Write out the material exactly, leaving every picture behind.

-- Start Input data --

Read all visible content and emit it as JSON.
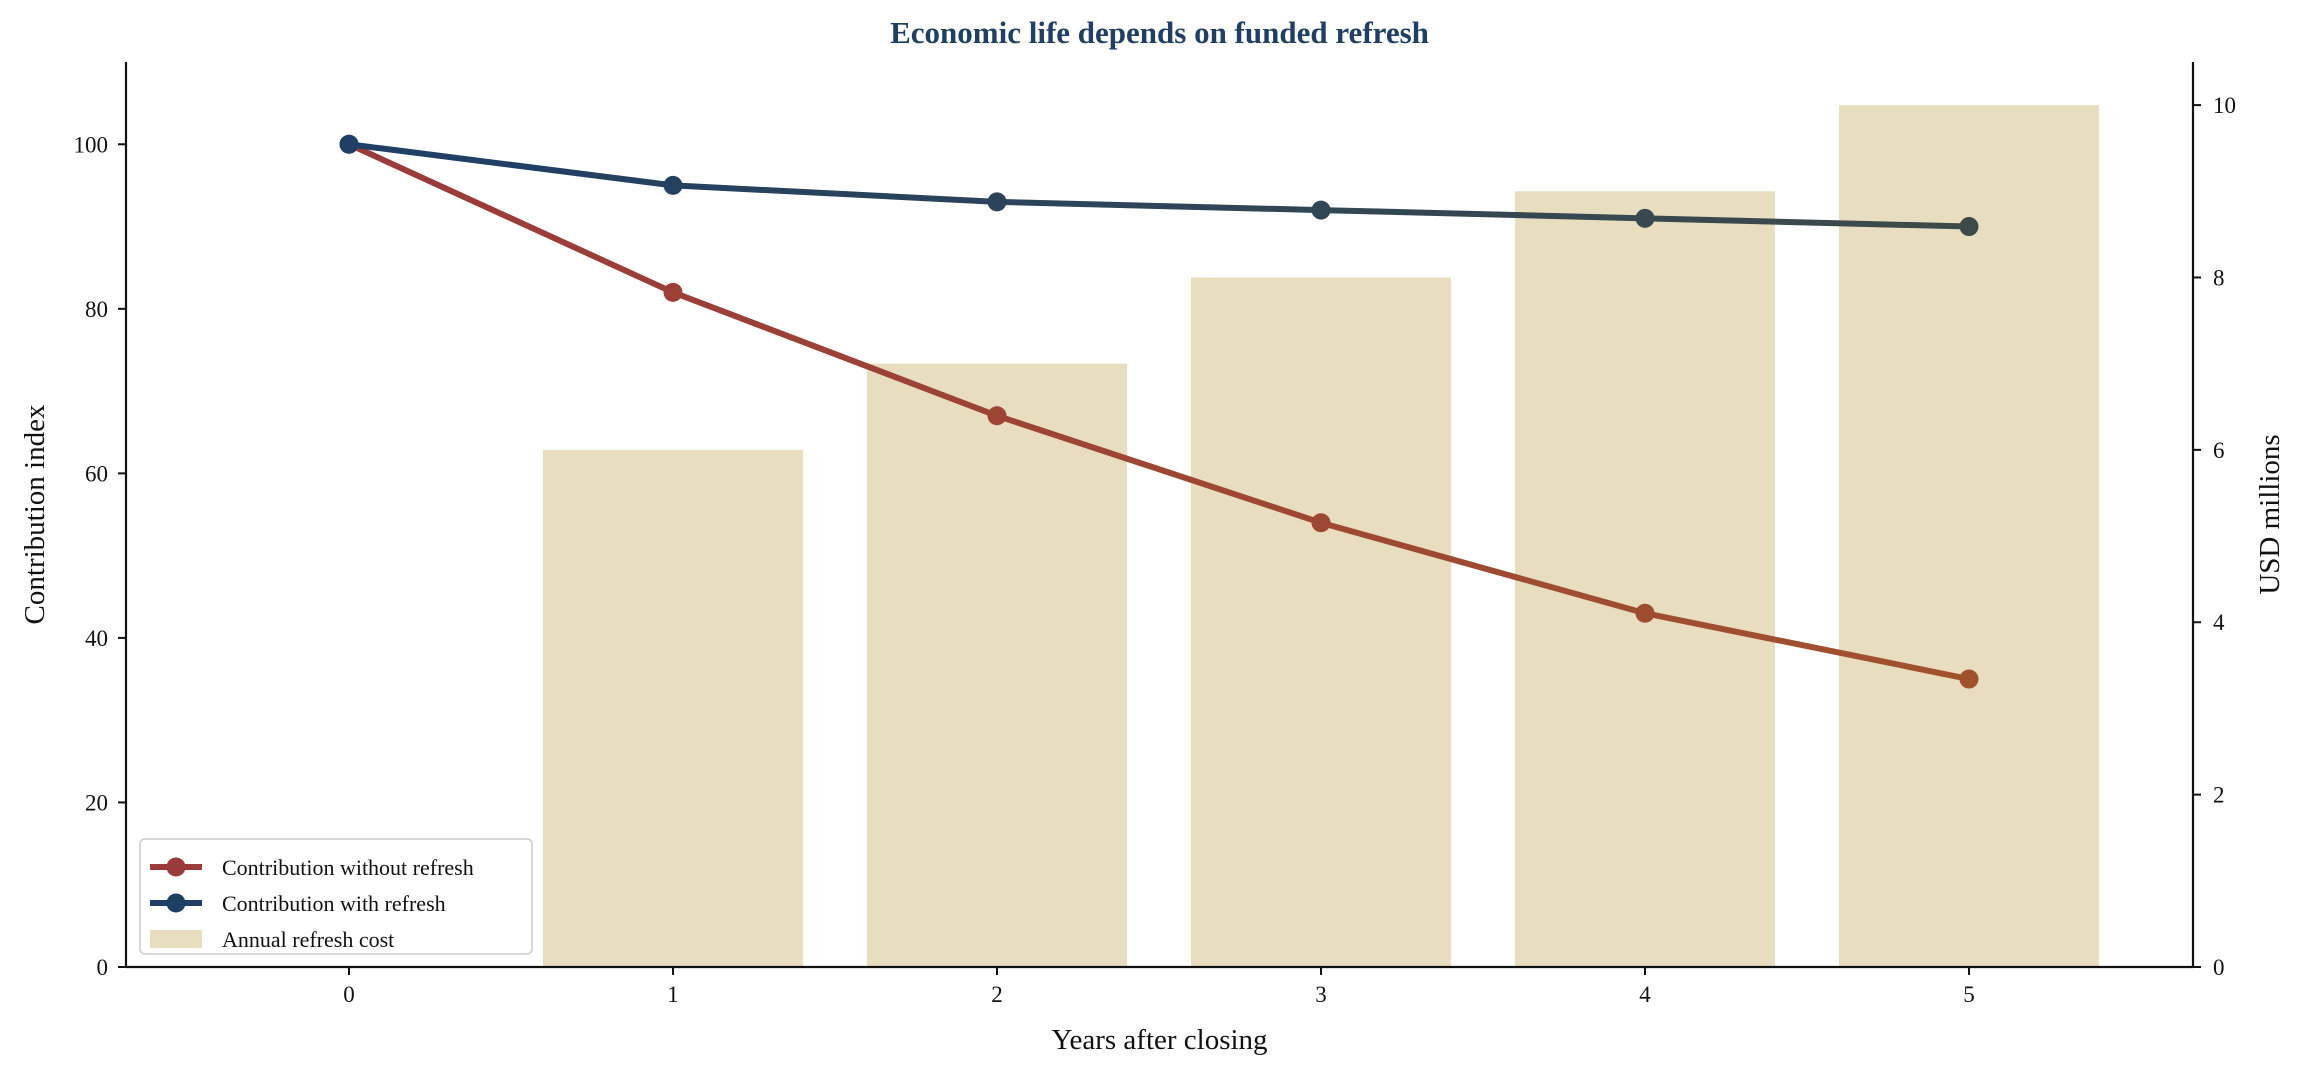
{
  "chart_data": {
    "type": "bar",
    "title": "Economic life depends on funded refresh",
    "xlabel": "Years after closing",
    "ylabel_left": "Contribution index",
    "ylabel_right": "USD millions",
    "x": [
      0,
      1,
      2,
      3,
      4,
      5
    ],
    "x_tick_labels": [
      "0",
      "1",
      "2",
      "3",
      "4",
      "5"
    ],
    "ylim_left": [
      0,
      110
    ],
    "ylim_right": [
      0,
      10.5
    ],
    "yticks_left": [
      "0",
      "20",
      "40",
      "60",
      "80",
      "100"
    ],
    "yticks_right": [
      "0",
      "2",
      "4",
      "6",
      "8",
      "10"
    ],
    "grid": false,
    "legend_position": "lower-left",
    "series": [
      {
        "name": "Contribution without refresh",
        "kind": "line",
        "axis": "left",
        "values": [
          100,
          82,
          67,
          54,
          43,
          35
        ],
        "color_start": "#9b3a3a",
        "color_end": "#a0522d"
      },
      {
        "name": "Contribution with refresh",
        "kind": "line",
        "axis": "left",
        "values": [
          100,
          95,
          93,
          92,
          91,
          90
        ],
        "color_start": "#1f3f66",
        "color_end": "#3d4a4a"
      },
      {
        "name": "Annual refresh cost",
        "kind": "bar",
        "axis": "right",
        "values": [
          0,
          6,
          7,
          8,
          9,
          10
        ],
        "color": "#e8ddbe"
      }
    ],
    "colors": {
      "title": "#1f3f66",
      "axis": "#111111"
    }
  }
}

-- End Input data --

**Task output:**
Read all visible content and emit it as JSON.
{
  "chart_data": {
    "type": "bar",
    "title": "Economic life depends on funded refresh",
    "xlabel": "Years after closing",
    "ylabel_left": "Contribution index",
    "ylabel_right": "USD millions",
    "x": [
      0,
      1,
      2,
      3,
      4,
      5
    ],
    "x_tick_labels": [
      "0",
      "1",
      "2",
      "3",
      "4",
      "5"
    ],
    "ylim_left": [
      0,
      110
    ],
    "ylim_right": [
      0,
      10.5
    ],
    "yticks_left": [
      "0",
      "20",
      "40",
      "60",
      "80",
      "100"
    ],
    "yticks_right": [
      "0",
      "2",
      "4",
      "6",
      "8",
      "10"
    ],
    "grid": false,
    "legend_position": "lower-left",
    "series": [
      {
        "name": "Contribution without refresh",
        "kind": "line",
        "axis": "left",
        "values": [
          100,
          82,
          67,
          54,
          43,
          35
        ],
        "color_start": "#9b3a3a",
        "color_end": "#a0522d"
      },
      {
        "name": "Contribution with refresh",
        "kind": "line",
        "axis": "left",
        "values": [
          100,
          95,
          93,
          92,
          91,
          90
        ],
        "color_start": "#1f3f66",
        "color_end": "#3d4a4a"
      },
      {
        "name": "Annual refresh cost",
        "kind": "bar",
        "axis": "right",
        "values": [
          0,
          6,
          7,
          8,
          9,
          10
        ],
        "color": "#e8ddbe"
      }
    ],
    "colors": {
      "title": "#1f3f66",
      "axis": "#111111"
    }
  }
}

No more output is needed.